**TASK REQUIREMENTS**.
Print out the entries below with no edits.

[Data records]
•••••

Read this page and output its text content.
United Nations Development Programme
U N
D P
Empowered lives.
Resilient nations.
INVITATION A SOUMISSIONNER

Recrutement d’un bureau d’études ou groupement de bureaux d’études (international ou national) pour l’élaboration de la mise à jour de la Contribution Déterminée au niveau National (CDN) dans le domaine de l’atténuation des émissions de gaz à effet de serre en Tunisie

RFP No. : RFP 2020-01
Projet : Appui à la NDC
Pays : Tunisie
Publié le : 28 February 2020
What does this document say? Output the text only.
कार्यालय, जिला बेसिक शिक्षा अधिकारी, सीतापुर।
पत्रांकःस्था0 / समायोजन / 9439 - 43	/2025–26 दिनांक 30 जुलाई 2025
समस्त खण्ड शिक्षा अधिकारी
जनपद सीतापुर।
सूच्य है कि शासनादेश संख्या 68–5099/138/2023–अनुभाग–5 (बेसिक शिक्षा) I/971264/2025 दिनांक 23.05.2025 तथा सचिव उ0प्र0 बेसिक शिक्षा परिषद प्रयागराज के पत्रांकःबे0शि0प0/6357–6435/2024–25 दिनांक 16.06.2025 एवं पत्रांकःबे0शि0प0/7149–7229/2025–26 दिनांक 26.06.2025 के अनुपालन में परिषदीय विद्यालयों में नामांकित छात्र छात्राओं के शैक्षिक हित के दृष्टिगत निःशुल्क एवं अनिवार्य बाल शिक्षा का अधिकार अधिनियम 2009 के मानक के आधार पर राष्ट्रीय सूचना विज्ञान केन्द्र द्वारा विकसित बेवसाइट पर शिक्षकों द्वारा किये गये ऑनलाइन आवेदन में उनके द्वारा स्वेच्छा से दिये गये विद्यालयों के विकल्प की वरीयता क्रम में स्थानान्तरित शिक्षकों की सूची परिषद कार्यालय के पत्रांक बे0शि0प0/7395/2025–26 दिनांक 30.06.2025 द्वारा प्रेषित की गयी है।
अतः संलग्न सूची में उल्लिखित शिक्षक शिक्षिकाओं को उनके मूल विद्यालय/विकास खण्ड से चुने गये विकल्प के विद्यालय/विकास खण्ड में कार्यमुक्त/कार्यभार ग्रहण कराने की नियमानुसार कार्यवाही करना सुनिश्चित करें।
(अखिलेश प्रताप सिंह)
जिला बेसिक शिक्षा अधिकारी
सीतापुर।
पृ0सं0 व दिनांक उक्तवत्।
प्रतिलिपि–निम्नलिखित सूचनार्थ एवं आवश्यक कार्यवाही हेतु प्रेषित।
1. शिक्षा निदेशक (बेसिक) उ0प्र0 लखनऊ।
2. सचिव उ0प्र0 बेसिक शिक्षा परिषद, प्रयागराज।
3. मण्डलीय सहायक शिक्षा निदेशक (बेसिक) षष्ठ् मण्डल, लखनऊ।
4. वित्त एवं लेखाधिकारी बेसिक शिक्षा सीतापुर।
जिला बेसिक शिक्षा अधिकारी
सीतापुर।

•••••

**REPLY**.
Read this page and output its text content.
United Nations Development Programme
U N
D P
Empowered lives.
Resilient nations.
INVITATION A SOUMISSIONNER

Recrutement d’un bureau d’études ou groupement de bureaux d’études (international ou national) pour l’élaboration de la mise à jour de la Contribution Déterminée au niveau National (CDN) dans le domaine de l’atténuation des émissions de gaz à effet de serre en Tunisie

RFP No. : RFP 2020-01
Projet : Appui à la NDC
Pays : Tunisie
Publié le : 28 February 2020
What does this document say? Output the text only.
कार्यालय, जिला बेसिक शिक्षा अधिकारी, सीतापुर।
पत्रांकःस्था0 / समायोजन / 9439 - 43	/2025–26 दिनांक 30 जुलाई 2025
समस्त खण्ड शिक्षा अधिकारी
जनपद सीतापुर।
सूच्य है कि शासनादेश संख्या 68–5099/138/2023–अनुभाग–5 (बेसिक शिक्षा) I/971264/2025 दिनांक 23.05.2025 तथा सचिव उ0प्र0 बेसिक शिक्षा परिषद प्रयागराज के पत्रांकःबे0शि0प0/6357–6435/2024–25 दिनांक 16.06.2025 एवं पत्रांकःबे0शि0प0/7149–7229/2025–26 दिनांक 26.06.2025 के अनुपालन में परिषदीय विद्यालयों में नामांकित छात्र छात्राओं के शैक्षिक हित के दृष्टिगत निःशुल्क एवं अनिवार्य बाल शिक्षा का अधिकार अधिनियम 2009 के मानक के आधार पर राष्ट्रीय सूचना विज्ञान केन्द्र द्वारा विकसित बेवसाइट पर शिक्षकों द्वारा किये गये ऑनलाइन आवेदन में उनके द्वारा स्वेच्छा से दिये गये विद्यालयों के विकल्प की वरीयता क्रम में स्थानान्तरित शिक्षकों की सूची परिषद कार्यालय के पत्रांक बे0शि0प0/7395/2025–26 दिनांक 30.06.2025 द्वारा प्रेषित की गयी है।
अतः संलग्न सूची में उल्लिखित शिक्षक शिक्षिकाओं को उनके मूल विद्यालय/विकास खण्ड से चुने गये विकल्प के विद्यालय/विकास खण्ड में कार्यमुक्त/कार्यभार ग्रहण कराने की नियमानुसार कार्यवाही करना सुनिश्चित करें।
(अखिलेश प्रताप सिंह)
जिला बेसिक शिक्षा अधिकारी
सीतापुर।
पृ0सं0 व दिनांक उक्तवत्।
प्रतिलिपि–निम्नलिखित सूचनार्थ एवं आवश्यक कार्यवाही हेतु प्रेषित।
1. शिक्षा निदेशक (बेसिक) उ0प्र0 लखनऊ।
2. सचिव उ0प्र0 बेसिक शिक्षा परिषद, प्रयागराज।
3. मण्डलीय सहायक शिक्षा निदेशक (बेसिक) षष्ठ् मण्डल, लखनऊ।
4. वित्त एवं लेखाधिकारी बेसिक शिक्षा सीतापुर।
जिला बेसिक शिक्षा अधिकारी
सीतापुर।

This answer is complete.